··· Provided records

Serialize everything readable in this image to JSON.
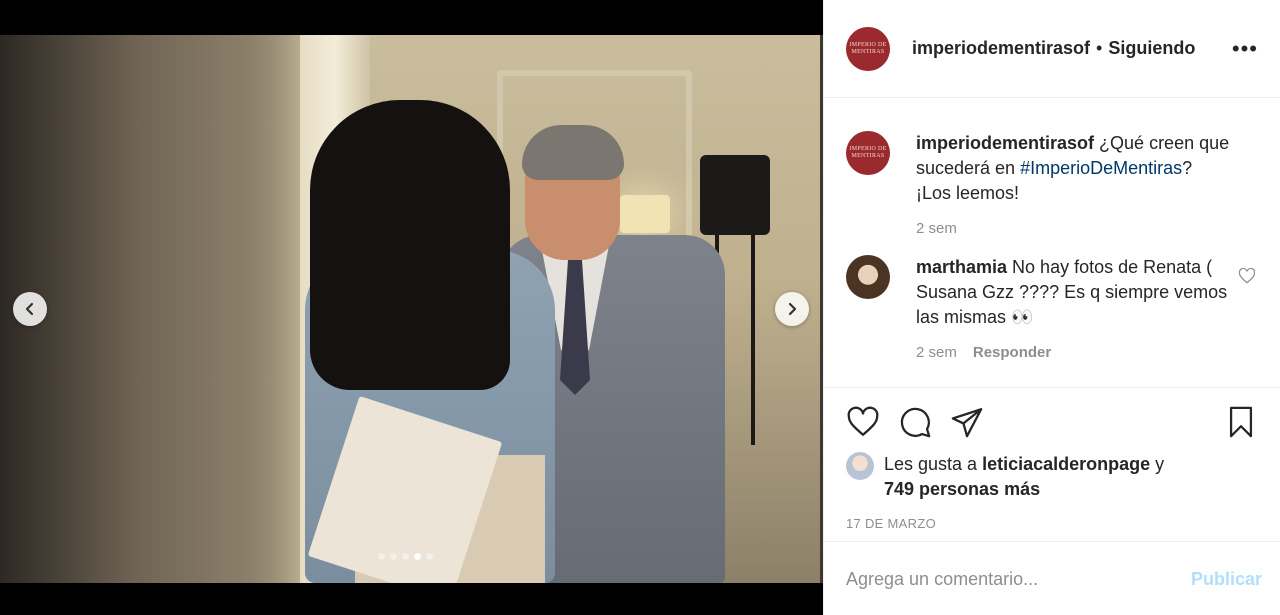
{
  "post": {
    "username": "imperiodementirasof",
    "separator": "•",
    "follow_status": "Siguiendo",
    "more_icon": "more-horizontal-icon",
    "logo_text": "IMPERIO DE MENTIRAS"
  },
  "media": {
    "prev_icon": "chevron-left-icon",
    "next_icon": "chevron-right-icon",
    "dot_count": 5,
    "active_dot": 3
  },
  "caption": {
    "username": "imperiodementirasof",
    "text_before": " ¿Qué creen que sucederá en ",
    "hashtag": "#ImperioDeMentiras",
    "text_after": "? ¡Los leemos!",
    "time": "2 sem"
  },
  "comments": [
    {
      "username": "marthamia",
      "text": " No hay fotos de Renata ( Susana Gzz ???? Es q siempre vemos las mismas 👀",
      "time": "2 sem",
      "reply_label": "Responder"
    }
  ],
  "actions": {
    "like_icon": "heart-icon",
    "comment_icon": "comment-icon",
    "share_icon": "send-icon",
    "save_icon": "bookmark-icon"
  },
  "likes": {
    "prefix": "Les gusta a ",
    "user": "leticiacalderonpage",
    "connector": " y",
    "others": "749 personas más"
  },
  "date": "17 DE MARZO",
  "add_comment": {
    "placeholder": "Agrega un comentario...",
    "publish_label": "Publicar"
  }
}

······

**Instructions to follow:**
Reproduce each line of the entries in which the word "chevron" is found.

**Response to the task:**
    "prev_icon": "chevron-left-icon",
    "next_icon": "chevron-right-icon",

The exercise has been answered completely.